*DATA EXTRACT*
-=-=-
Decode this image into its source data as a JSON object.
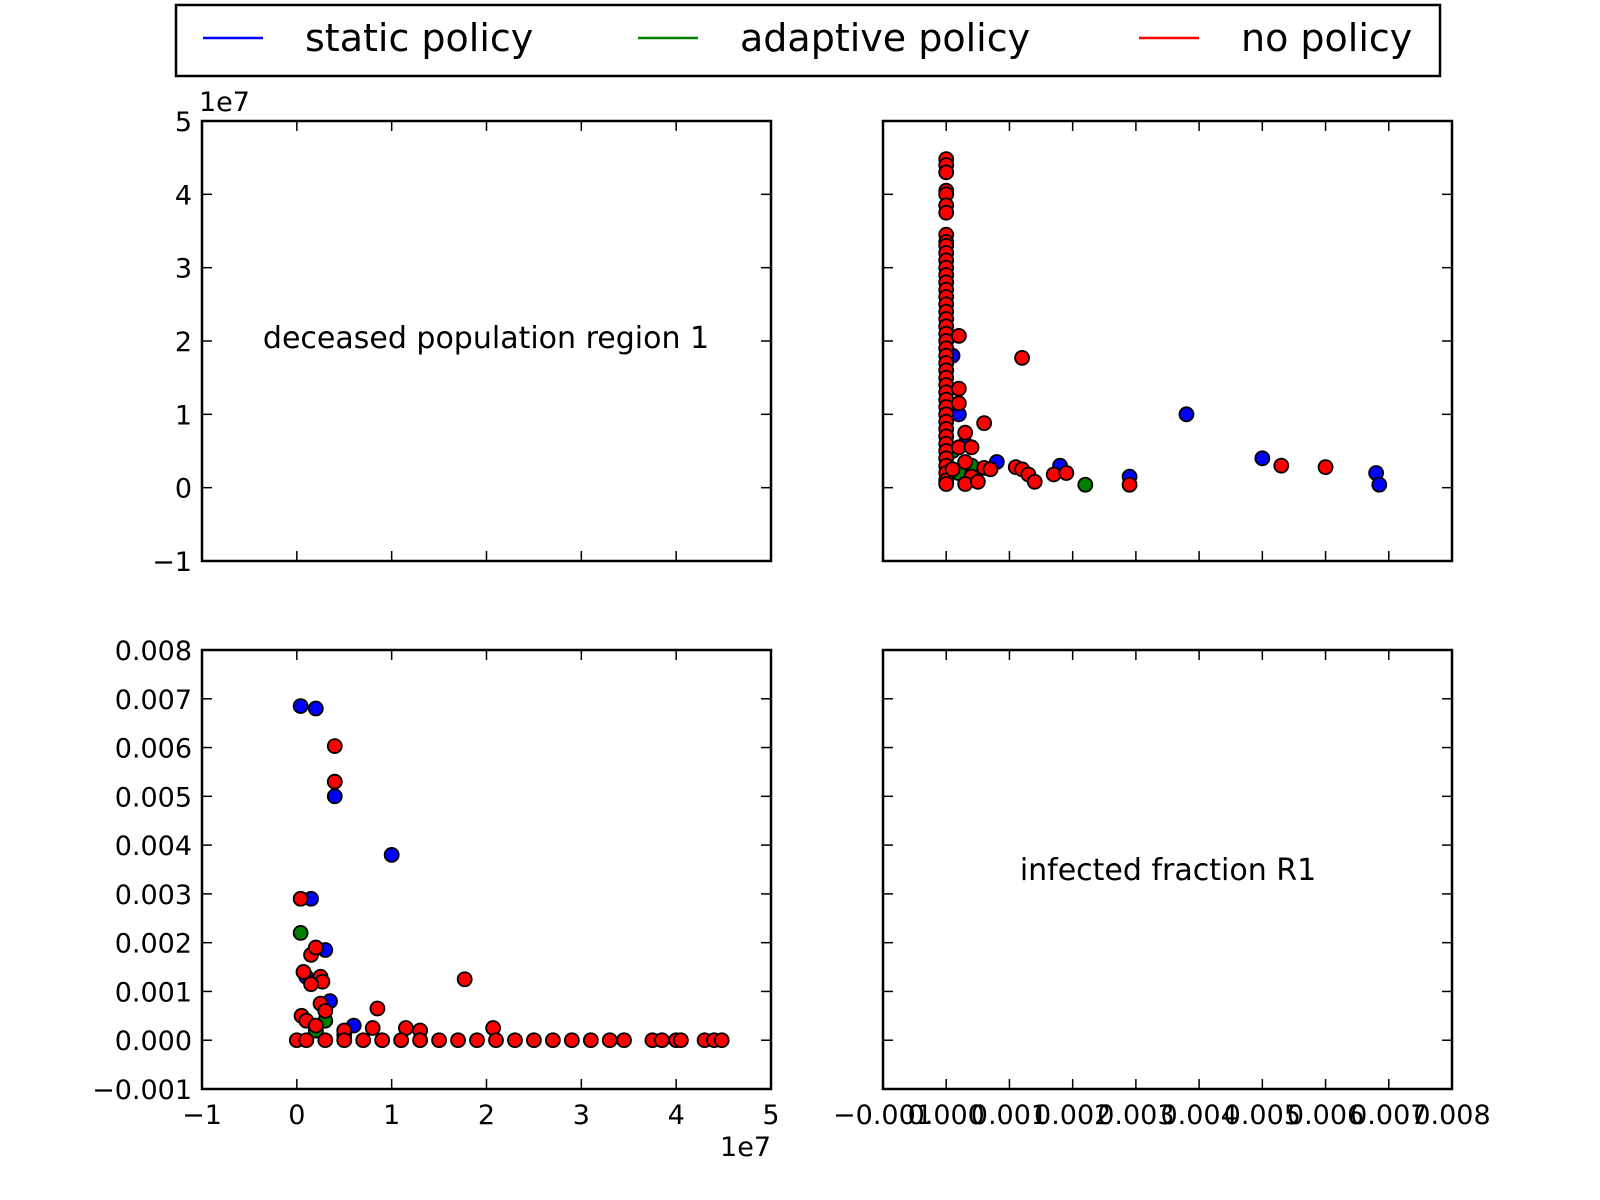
{
  "legend": {
    "placement": "top-center",
    "entries": [
      {
        "label": "static policy",
        "color": "#0000ff"
      },
      {
        "label": "adaptive policy",
        "color": "#008000"
      },
      {
        "label": "no policy",
        "color": "#ff0000"
      }
    ]
  },
  "chart_data": [
    {
      "panel": "top-left",
      "type": "scatter",
      "diagonal_label": "deceased population region 1",
      "ylim": [
        -1,
        5
      ],
      "yticks": [
        "−1",
        "0",
        "1",
        "2",
        "3",
        "4",
        "5"
      ],
      "y_offset_label": "1e7"
    },
    {
      "panel": "top-right",
      "type": "scatter",
      "xlabel_variable": "infected fraction R1",
      "ylabel_variable": "deceased population region 1",
      "xlim": [
        -0.001,
        0.008
      ],
      "ylim": [
        -1,
        5
      ],
      "y_scale": 10000000,
      "series": [
        {
          "name": "static policy",
          "color": "#0000ff",
          "points": [
            [
              0.0038,
              1.0
            ],
            [
              0.005,
              0.4
            ],
            [
              0.0068,
              0.2
            ],
            [
              0.00685,
              0.04
            ],
            [
              0.0029,
              0.15
            ],
            [
              0.0018,
              0.3
            ],
            [
              0.0008,
              0.35
            ],
            [
              0.0003,
              0.6
            ],
            [
              0.0002,
              1.0
            ],
            [
              0.0001,
              1.8
            ],
            [
              0.0002,
              0.2
            ]
          ]
        },
        {
          "name": "adaptive policy",
          "color": "#008000",
          "points": [
            [
              0.0022,
              0.04
            ],
            [
              0.0004,
              0.3
            ],
            [
              0.0002,
              0.2
            ],
            [
              0.0001,
              0.5
            ]
          ]
        },
        {
          "name": "no policy",
          "color": "#ff0000",
          "points": [
            [
              0.0,
              4.48
            ],
            [
              0.0,
              4.4
            ],
            [
              0.0,
              4.3
            ],
            [
              0.0,
              4.05
            ],
            [
              0.0,
              4.0
            ],
            [
              0.0,
              3.85
            ],
            [
              0.0,
              3.75
            ],
            [
              0.0,
              3.45
            ],
            [
              0.0,
              3.35
            ],
            [
              0.0,
              3.3
            ],
            [
              0.0,
              3.2
            ],
            [
              0.0,
              3.1
            ],
            [
              0.0,
              3.0
            ],
            [
              0.0,
              2.9
            ],
            [
              0.0,
              2.8
            ],
            [
              0.0,
              2.7
            ],
            [
              0.0,
              2.6
            ],
            [
              0.0,
              2.5
            ],
            [
              0.0,
              2.4
            ],
            [
              0.0,
              2.3
            ],
            [
              0.0,
              2.2
            ],
            [
              0.0,
              2.1
            ],
            [
              0.0,
              2.0
            ],
            [
              0.0,
              1.9
            ],
            [
              0.0,
              1.8
            ],
            [
              0.0,
              1.7
            ],
            [
              0.0,
              1.6
            ],
            [
              0.0,
              1.5
            ],
            [
              0.0,
              1.4
            ],
            [
              0.0,
              1.3
            ],
            [
              0.0,
              1.2
            ],
            [
              0.0,
              1.1
            ],
            [
              0.0,
              1.0
            ],
            [
              0.0,
              0.9
            ],
            [
              0.0,
              0.8
            ],
            [
              0.0,
              0.7
            ],
            [
              0.0,
              0.6
            ],
            [
              0.0,
              0.5
            ],
            [
              0.0,
              0.4
            ],
            [
              0.0,
              0.3
            ],
            [
              0.0,
              0.2
            ],
            [
              0.0,
              0.1
            ],
            [
              0.0,
              0.05
            ],
            [
              0.0002,
              2.07
            ],
            [
              0.0002,
              1.35
            ],
            [
              0.0002,
              1.15
            ],
            [
              0.0002,
              0.55
            ],
            [
              0.0003,
              0.75
            ],
            [
              0.0003,
              0.35
            ],
            [
              0.0004,
              0.15
            ],
            [
              0.0004,
              0.55
            ],
            [
              0.0006,
              0.88
            ],
            [
              0.0006,
              0.27
            ],
            [
              0.0007,
              0.25
            ],
            [
              0.0012,
              1.77
            ],
            [
              0.0011,
              0.28
            ],
            [
              0.0012,
              0.25
            ],
            [
              0.0013,
              0.18
            ],
            [
              0.0014,
              0.08
            ],
            [
              0.0017,
              0.18
            ],
            [
              0.0019,
              0.2
            ],
            [
              0.0029,
              0.04
            ],
            [
              0.0053,
              0.3
            ],
            [
              0.006,
              0.28
            ],
            [
              0.0001,
              0.25
            ],
            [
              0.0003,
              0.05
            ],
            [
              0.0005,
              0.08
            ]
          ]
        }
      ]
    },
    {
      "panel": "bottom-left",
      "type": "scatter",
      "xlabel_variable": "deceased population region 1",
      "ylabel_variable": "infected fraction R1",
      "xlim": [
        -1,
        5
      ],
      "ylim": [
        -0.001,
        0.008
      ],
      "x_scale": 10000000,
      "xticks": [
        "−1",
        "0",
        "1",
        "2",
        "3",
        "4",
        "5"
      ],
      "yticks": [
        "−0.001",
        "0.000",
        "0.001",
        "0.002",
        "0.003",
        "0.004",
        "0.005",
        "0.006",
        "0.007",
        "0.008"
      ],
      "x_offset_label": "1e7",
      "series": [
        {
          "name": "static policy",
          "color": "#0000ff",
          "points": [
            [
              1.0,
              0.0038
            ],
            [
              0.4,
              0.005
            ],
            [
              0.2,
              0.0068
            ],
            [
              0.04,
              0.00685
            ],
            [
              0.15,
              0.0029
            ],
            [
              0.3,
              0.00185
            ],
            [
              0.35,
              0.0008
            ],
            [
              0.6,
              0.0003
            ],
            [
              0.1,
              0.0013
            ],
            [
              0.2,
              0.0002
            ]
          ]
        },
        {
          "name": "adaptive policy",
          "color": "#008000",
          "points": [
            [
              0.04,
              0.0022
            ],
            [
              0.3,
              0.0004
            ],
            [
              0.2,
              0.0002
            ],
            [
              0.5,
              0.0001
            ]
          ]
        },
        {
          "name": "no policy",
          "color": "#ff0000",
          "points": [
            [
              0.4,
              0.00603
            ],
            [
              0.4,
              0.0053
            ],
            [
              0.04,
              0.0029
            ],
            [
              0.07,
              0.0014
            ],
            [
              0.15,
              0.00175
            ],
            [
              0.2,
              0.0019
            ],
            [
              0.25,
              0.0013
            ],
            [
              0.27,
              0.0012
            ],
            [
              0.15,
              0.00115
            ],
            [
              0.25,
              0.00075
            ],
            [
              0.3,
              0.0006
            ],
            [
              0.05,
              0.0005
            ],
            [
              0.1,
              0.0004
            ],
            [
              0.2,
              0.0003
            ],
            [
              0.85,
              0.00065
            ],
            [
              1.77,
              0.00125
            ],
            [
              2.07,
              0.00025
            ],
            [
              0.5,
              0.0002
            ],
            [
              0.8,
              0.00025
            ],
            [
              1.15,
              0.00025
            ],
            [
              1.3,
              0.0002
            ],
            [
              0.0,
              0.0
            ],
            [
              0.1,
              0.0
            ],
            [
              0.3,
              0.0
            ],
            [
              0.5,
              0.0
            ],
            [
              0.7,
              0.0
            ],
            [
              0.9,
              0.0
            ],
            [
              1.1,
              0.0
            ],
            [
              1.3,
              0.0
            ],
            [
              1.5,
              0.0
            ],
            [
              1.7,
              0.0
            ],
            [
              1.9,
              0.0
            ],
            [
              2.1,
              0.0
            ],
            [
              2.3,
              0.0
            ],
            [
              2.5,
              0.0
            ],
            [
              2.7,
              0.0
            ],
            [
              2.9,
              0.0
            ],
            [
              3.1,
              0.0
            ],
            [
              3.3,
              0.0
            ],
            [
              3.45,
              0.0
            ],
            [
              3.75,
              0.0
            ],
            [
              3.85,
              0.0
            ],
            [
              4.0,
              0.0
            ],
            [
              4.05,
              0.0
            ],
            [
              4.3,
              0.0
            ],
            [
              4.4,
              0.0
            ],
            [
              4.48,
              0.0
            ]
          ]
        }
      ]
    },
    {
      "panel": "bottom-right",
      "type": "scatter",
      "diagonal_label": "infected fraction R1",
      "xlim": [
        -0.001,
        0.008
      ],
      "xticks": [
        "−0.001",
        "0.000",
        "0.001",
        "0.002",
        "0.003",
        "0.004",
        "0.005",
        "0.006",
        "0.007",
        "0.008"
      ]
    }
  ]
}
-=-=-
Find the word "bottom" in the entries, and copy every line it shows up in.

      "panel": "bottom-left",
      "panel": "bottom-right",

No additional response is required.